いま話題のAI(人工知能)には何ができて、私たちの生活に一体どのような影響をもたらすのか。AI研究からビジネス活用まで、さまざまな分野の専門家たちにAIを取り巻く現状を聞いていく。

「AIには慎重だった」 プロジェクトの始まり

ミクシィ
豊川さん

 CS部門は、毎日多くのサービス利用者から寄せられる問い合わせメールに対応するチーム。社内約40人、外部パートナー約90人の計130人ほどで構成される。

 問い合わせの内容によってメールをカテゴリーごとに分類し、仕分けされた内容ごとに専門チームが調査・返信するというのが業務の流れだ。現状、1件1件のメールを担当者が手動で分類して返信を送る必要があり、日々対応に追われている。

 問い合わせの対応には、スピードと品質が求められる。早く返信できればもちろんいいが、利用者が何に困っているのかをきちんと理解し、的確な返信をしなければならない。

**提供リスト**
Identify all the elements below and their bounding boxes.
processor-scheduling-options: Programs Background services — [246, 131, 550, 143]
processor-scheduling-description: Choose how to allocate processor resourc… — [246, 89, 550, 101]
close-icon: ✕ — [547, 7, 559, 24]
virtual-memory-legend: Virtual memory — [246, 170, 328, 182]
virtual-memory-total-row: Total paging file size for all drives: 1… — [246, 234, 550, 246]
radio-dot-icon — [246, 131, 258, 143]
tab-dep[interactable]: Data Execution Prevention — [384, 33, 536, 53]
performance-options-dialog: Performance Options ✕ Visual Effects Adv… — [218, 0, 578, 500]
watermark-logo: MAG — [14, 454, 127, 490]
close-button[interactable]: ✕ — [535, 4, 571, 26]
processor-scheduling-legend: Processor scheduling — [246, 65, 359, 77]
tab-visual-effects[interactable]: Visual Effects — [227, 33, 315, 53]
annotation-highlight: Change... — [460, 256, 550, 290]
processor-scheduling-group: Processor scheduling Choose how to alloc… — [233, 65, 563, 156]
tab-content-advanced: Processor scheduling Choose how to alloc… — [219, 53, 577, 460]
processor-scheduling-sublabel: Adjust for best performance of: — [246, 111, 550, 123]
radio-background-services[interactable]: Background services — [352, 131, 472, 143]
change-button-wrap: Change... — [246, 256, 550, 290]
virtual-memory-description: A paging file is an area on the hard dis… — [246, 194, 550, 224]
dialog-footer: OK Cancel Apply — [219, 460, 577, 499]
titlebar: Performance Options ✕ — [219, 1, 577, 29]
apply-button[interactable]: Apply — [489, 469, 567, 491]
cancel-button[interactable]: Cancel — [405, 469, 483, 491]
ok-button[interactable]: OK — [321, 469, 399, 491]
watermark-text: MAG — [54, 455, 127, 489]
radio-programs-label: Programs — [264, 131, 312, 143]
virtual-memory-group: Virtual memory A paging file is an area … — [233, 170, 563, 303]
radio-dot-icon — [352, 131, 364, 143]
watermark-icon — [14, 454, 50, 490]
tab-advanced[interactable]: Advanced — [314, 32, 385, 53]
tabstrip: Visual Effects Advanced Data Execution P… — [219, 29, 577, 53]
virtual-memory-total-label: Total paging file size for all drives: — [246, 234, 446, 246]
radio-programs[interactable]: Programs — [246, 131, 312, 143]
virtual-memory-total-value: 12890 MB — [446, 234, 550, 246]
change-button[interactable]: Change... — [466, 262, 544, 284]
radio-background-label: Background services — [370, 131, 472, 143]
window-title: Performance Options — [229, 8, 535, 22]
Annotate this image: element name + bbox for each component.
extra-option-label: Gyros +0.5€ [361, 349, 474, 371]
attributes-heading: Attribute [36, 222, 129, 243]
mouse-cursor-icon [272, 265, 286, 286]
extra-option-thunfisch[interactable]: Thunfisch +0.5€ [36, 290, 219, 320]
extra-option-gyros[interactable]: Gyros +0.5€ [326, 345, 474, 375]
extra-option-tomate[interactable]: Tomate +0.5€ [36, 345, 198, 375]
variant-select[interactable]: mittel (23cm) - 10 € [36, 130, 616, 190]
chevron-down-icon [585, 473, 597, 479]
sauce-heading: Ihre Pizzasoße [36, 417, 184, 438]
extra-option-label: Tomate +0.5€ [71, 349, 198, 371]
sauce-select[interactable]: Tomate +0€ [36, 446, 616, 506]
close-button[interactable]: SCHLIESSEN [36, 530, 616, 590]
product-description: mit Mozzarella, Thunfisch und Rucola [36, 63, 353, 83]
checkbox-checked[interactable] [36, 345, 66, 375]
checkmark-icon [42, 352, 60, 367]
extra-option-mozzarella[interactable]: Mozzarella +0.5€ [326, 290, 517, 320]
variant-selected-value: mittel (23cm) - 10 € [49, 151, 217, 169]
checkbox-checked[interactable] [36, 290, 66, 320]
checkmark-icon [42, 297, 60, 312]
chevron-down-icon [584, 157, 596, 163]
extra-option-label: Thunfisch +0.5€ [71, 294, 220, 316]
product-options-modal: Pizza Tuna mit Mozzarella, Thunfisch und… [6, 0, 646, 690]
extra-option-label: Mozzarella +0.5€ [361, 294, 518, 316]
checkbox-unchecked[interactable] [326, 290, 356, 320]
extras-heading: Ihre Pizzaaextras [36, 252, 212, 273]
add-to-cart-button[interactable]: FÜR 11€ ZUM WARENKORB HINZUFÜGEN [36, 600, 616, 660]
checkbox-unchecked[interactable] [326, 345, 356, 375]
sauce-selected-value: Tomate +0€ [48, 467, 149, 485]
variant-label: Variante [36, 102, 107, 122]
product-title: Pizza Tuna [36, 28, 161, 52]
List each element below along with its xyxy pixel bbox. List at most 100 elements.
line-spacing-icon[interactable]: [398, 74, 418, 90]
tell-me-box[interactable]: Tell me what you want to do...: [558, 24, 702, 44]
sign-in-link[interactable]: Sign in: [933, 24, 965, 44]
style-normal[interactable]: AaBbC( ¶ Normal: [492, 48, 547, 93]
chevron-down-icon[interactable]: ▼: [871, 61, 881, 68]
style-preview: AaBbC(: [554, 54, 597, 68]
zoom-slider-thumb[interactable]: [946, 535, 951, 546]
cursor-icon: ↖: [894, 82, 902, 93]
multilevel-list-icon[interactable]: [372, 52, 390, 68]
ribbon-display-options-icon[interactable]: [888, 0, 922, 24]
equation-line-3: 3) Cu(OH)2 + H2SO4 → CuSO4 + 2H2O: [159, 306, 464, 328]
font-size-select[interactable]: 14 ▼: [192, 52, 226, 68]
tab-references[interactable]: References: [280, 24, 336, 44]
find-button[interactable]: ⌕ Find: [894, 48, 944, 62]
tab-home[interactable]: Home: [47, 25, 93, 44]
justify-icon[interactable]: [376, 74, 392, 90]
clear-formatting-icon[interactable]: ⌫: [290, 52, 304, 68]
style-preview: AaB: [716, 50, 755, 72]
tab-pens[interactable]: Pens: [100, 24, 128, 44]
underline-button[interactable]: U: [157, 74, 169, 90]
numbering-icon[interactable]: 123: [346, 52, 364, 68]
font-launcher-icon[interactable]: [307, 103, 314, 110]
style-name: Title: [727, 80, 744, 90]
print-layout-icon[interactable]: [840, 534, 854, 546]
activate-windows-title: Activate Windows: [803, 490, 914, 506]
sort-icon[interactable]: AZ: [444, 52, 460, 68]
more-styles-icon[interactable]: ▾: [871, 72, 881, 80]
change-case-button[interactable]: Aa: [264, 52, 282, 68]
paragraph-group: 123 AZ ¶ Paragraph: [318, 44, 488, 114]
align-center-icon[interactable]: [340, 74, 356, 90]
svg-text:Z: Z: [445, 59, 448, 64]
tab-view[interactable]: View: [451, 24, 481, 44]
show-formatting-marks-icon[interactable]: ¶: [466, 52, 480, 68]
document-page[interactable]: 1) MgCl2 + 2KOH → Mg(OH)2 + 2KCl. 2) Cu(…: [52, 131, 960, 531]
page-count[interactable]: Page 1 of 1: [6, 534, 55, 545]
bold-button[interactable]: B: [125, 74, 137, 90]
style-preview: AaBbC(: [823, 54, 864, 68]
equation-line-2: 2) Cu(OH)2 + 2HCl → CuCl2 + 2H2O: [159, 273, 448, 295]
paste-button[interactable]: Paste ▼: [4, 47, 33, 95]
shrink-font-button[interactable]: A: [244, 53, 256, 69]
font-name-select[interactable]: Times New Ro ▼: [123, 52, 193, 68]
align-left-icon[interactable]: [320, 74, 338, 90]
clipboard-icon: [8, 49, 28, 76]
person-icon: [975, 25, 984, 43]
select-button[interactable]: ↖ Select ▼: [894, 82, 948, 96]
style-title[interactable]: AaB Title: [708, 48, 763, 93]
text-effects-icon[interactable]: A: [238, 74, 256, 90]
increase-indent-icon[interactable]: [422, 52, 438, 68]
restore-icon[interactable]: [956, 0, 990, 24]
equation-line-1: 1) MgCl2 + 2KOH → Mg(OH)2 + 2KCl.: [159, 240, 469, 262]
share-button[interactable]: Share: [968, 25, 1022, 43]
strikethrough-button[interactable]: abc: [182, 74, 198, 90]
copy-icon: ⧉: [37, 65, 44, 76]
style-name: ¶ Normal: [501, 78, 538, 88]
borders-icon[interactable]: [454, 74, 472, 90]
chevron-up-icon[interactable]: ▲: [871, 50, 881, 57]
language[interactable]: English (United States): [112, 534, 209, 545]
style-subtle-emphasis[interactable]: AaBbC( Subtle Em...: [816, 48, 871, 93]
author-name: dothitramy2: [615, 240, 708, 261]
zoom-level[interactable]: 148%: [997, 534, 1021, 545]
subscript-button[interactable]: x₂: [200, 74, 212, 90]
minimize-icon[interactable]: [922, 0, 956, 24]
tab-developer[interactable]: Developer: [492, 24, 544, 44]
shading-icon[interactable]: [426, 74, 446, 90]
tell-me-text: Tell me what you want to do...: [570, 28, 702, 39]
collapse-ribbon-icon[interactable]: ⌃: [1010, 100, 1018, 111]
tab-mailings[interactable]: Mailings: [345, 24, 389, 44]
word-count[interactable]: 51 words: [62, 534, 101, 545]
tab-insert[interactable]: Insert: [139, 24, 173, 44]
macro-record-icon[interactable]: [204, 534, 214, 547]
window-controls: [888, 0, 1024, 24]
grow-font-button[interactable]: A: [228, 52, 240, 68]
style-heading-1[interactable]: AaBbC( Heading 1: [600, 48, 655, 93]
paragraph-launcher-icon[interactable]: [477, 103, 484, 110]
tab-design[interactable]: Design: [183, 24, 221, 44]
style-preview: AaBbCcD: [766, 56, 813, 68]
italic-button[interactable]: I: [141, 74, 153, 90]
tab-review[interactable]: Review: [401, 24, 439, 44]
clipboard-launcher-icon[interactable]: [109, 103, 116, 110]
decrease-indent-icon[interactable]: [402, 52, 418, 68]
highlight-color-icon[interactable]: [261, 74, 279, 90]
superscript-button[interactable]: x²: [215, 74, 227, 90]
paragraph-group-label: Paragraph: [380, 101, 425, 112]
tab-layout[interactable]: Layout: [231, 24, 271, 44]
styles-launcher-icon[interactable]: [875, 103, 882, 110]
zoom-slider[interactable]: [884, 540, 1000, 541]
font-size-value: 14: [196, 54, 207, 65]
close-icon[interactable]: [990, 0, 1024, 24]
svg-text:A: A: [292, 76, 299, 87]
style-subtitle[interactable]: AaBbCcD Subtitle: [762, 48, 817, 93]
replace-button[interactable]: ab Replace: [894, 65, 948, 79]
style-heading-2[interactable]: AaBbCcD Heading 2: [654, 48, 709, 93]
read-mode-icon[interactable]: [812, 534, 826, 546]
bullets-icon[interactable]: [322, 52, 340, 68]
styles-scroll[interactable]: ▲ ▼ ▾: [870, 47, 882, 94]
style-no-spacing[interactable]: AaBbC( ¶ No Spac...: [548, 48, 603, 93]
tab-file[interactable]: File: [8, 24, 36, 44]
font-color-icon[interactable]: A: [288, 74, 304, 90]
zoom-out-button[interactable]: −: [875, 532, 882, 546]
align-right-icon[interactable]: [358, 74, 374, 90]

**演習課題**
#1 本文抜粋のうち「問い合わせの内容によってメー」から「な返信をしなければならない。」までの部分を、一字も変えずに書き写してもらえますか？
#2 リストの先頭から「annotation-highlight: Change... —」を含む行までを、その行も含めて一字一句そのまま再現してもらえますか？

**解答**
#1
問い合わせの内容によってメールをカテゴリーごとに分類し、仕分けされた内容ごとに専門チームが調査・返信するというのが業務の流れだ。現状、1件1件のメールを担当者が手動で分類して返信を送る必要があり、日々対応に追われている。

 問い合わせの対応には、スピードと品質が求められる。早く返信できればもちろんいいが、利用者が何に困っているのかをきちんと理解し、的確な返信をしなければならない。

#2
Identify all the elements below and their bounding boxes.
processor-scheduling-options: Programs Background services — [246, 131, 550, 143]
processor-scheduling-description: Choose how to allocate processor resourc… — [246, 89, 550, 101]
close-icon: ✕ — [547, 7, 559, 24]
virtual-memory-legend: Virtual memory — [246, 170, 328, 182]
virtual-memory-total-row: Total paging file size for all drives: 1… — [246, 234, 550, 246]
radio-dot-icon — [246, 131, 258, 143]
tab-dep[interactable]: Data Execution Prevention — [384, 33, 536, 53]
performance-options-dialog: Performance Options ✕ Visual Effects Adv… — [218, 0, 578, 500]
watermark-logo: MAG — [14, 454, 127, 490]
close-button[interactable]: ✕ — [535, 4, 571, 26]
processor-scheduling-legend: Processor scheduling — [246, 65, 359, 77]
tab-visual-effects[interactable]: Visual Effects — [227, 33, 315, 53]
annotation-highlight: Change... — [460, 256, 550, 290]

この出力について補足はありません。